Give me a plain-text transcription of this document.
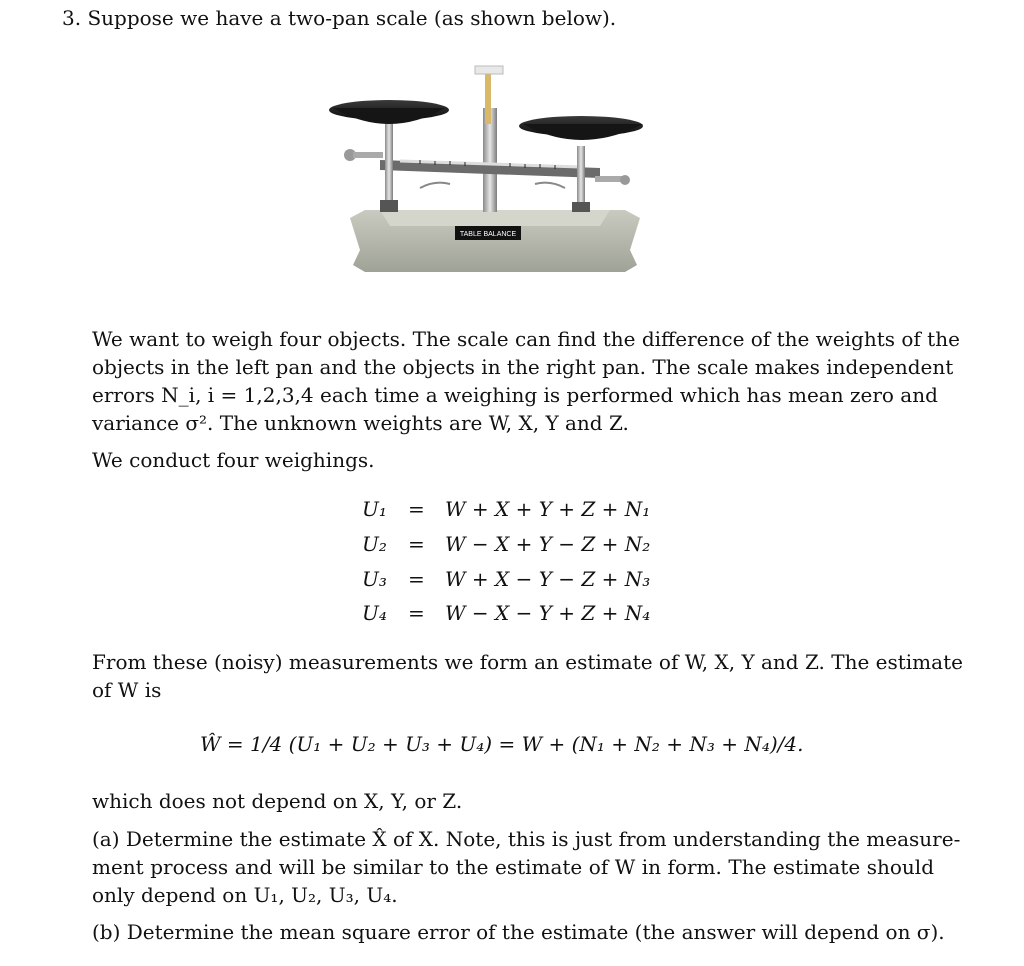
3. Suppose we have a two-pan scale (as shown below).
TABLE BALANCE
We want to weigh four objects. The scale can find the difference of the weights of the
objects in the left pan and the objects in the right pan. The scale makes independent
errors N_i, i = 1,2,3,4 each time a weighing is performed which has mean zero and
variance σ². The unknown weights are W, X, Y and Z.
We conduct four weighings.
U₁ = W + X + Y + Z + N₁
U₂ = W − X + Y − Z + N₂
U₃ = W + X − Y − Z + N₃
U₄ = W − X − Y + Z + N₄
From these (noisy) measurements we form an estimate of W, X, Y and Z. The estimate
of W is
Ŵ = 1/4 (U₁ + U₂ + U₃ + U₄) = W + (N₁ + N₂ + N₃ + N₄)/4.
which does not depend on X, Y, or Z.
(a) Determine the estimate X̂ of X. Note, this is just from understanding the measure-
ment process and will be similar to the estimate of W in form. The estimate should
only depend on U₁, U₂, U₃, U₄.
(b) Determine the mean square error of the estimate (the answer will depend on σ).
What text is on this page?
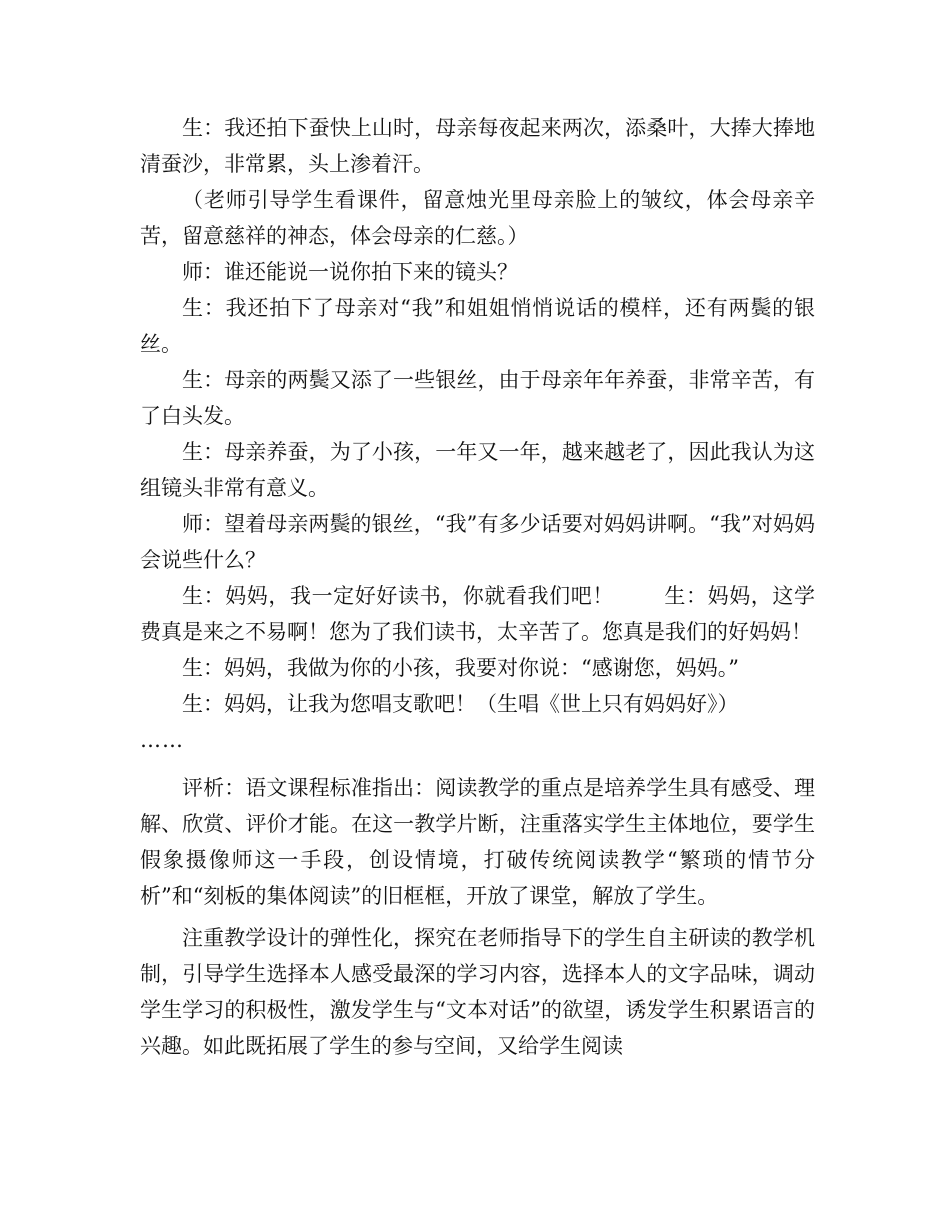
生：我还拍下蚕快上山时，母亲每夜起来两次，添桑叶，大捧大捧地清蚕沙，非常累，头上渗着汗。

（老师引导学生看课件，留意烛光里母亲脸上的皱纹，体会母亲辛苦，留意慈祥的神态，体会母亲的仁慈。）

师：谁还能说一说你拍下来的镜头？

生：我还拍下了母亲对“我”和姐姐悄悄说话的模样，还有两鬓的银丝。

生：母亲的两鬓又添了一些银丝，由于母亲年年养蚕，非常辛苦，有了白头发。

生：母亲养蚕，为了小孩，一年又一年，越来越老了，因此我认为这组镜头非常有意义。

师：望着母亲两鬓的银丝，“我”有多少话要对妈妈讲啊。“我”对妈妈会说些什么？

生：妈妈，我一定好好读书，你就看我们吧！　　 生：妈妈，这学费真是来之不易啊！您为了我们读书，太辛苦了。您真是我们的好妈妈！

生：妈妈，我做为你的小孩，我要对你说：“感谢您，妈妈。”

生：妈妈，让我为您唱支歌吧！（生唱《世上只有妈妈好》）

……

评析：语文课程标准指出：阅读教学的重点是培养学生具有感受、理解、欣赏、评价才能。在这一教学片断，注重落实学生主体地位，要学生假象摄像师这一手段，创设情境，打破传统阅读教学“繁琐的情节分析”和“刻板的集体阅读”的旧框框，开放了课堂，解放了学生。

注重教学设计的弹性化，探究在老师指导下的学生自主研读的教学机制，引导学生选择本人感受最深的学习内容，选择本人的文字品味，调动学生学习的积极性，激发学生与“文本对话”的欲望，诱发学生积累语言的兴趣。如此既拓展了学生的参与空间，又给学生阅读
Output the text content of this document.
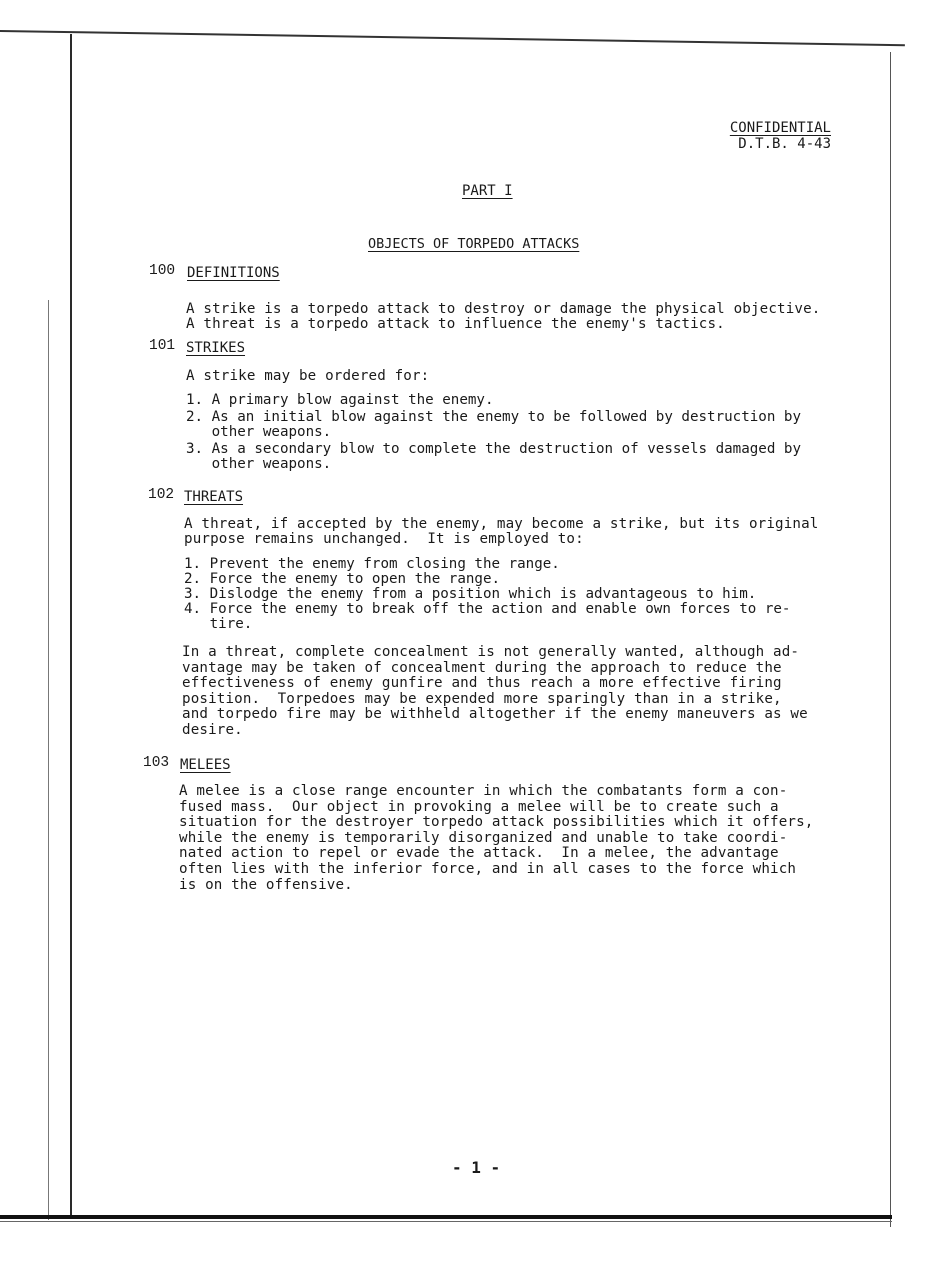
CONFIDENTIAL
D.T.B. 4-43
PART I
OBJECTS OF TORPEDO ATTACKS
100 DEFINITIONS
A strike is a torpedo attack to destroy or damage the physical objective.
A threat is a torpedo attack to influence the enemy's tactics.
101 STRIKES
A strike may be ordered for:
1. A primary blow against the enemy.
2. As an initial blow against the enemy to be followed by destruction by
other weapons.
3. As a secondary blow to complete the destruction of vessels damaged by
other weapons.
102 THREATS
A threat, if accepted by the enemy, may become a strike, but its original
purpose remains unchanged.  It is employed to:
1. Prevent the enemy from closing the range.
2. Force the enemy to open the range.
3. Dislodge the enemy from a position which is advantageous to him.
4. Force the enemy to break off the action and enable own forces to re-
tire.
In a threat, complete concealment is not generally wanted, although ad-
vantage may be taken of concealment during the approach to reduce the
effectiveness of enemy gunfire and thus reach a more effective firing
position.  Torpedoes may be expended more sparingly than in a strike,
and torpedo fire may be withheld altogether if the enemy maneuvers as we
desire.
103 MELEES
A melee is a close range encounter in which the combatants form a con-
fused mass.  Our object in provoking a melee will be to create such a
situation for the destroyer torpedo attack possibilities which it offers,
while the enemy is temporarily disorganized and unable to take coordi-
nated action to repel or evade the attack.  In a melee, the advantage
often lies with the inferior force, and in all cases to the force which
is on the offensive.
- 1 -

---

* _Goal of the exercise_
Pick out each line in the material containing "complete".

* _Result for this task_
3. As a secondary blow to complete the destruction of vessels damaged by
In a threat, complete concealment is not generally wanted, although ad-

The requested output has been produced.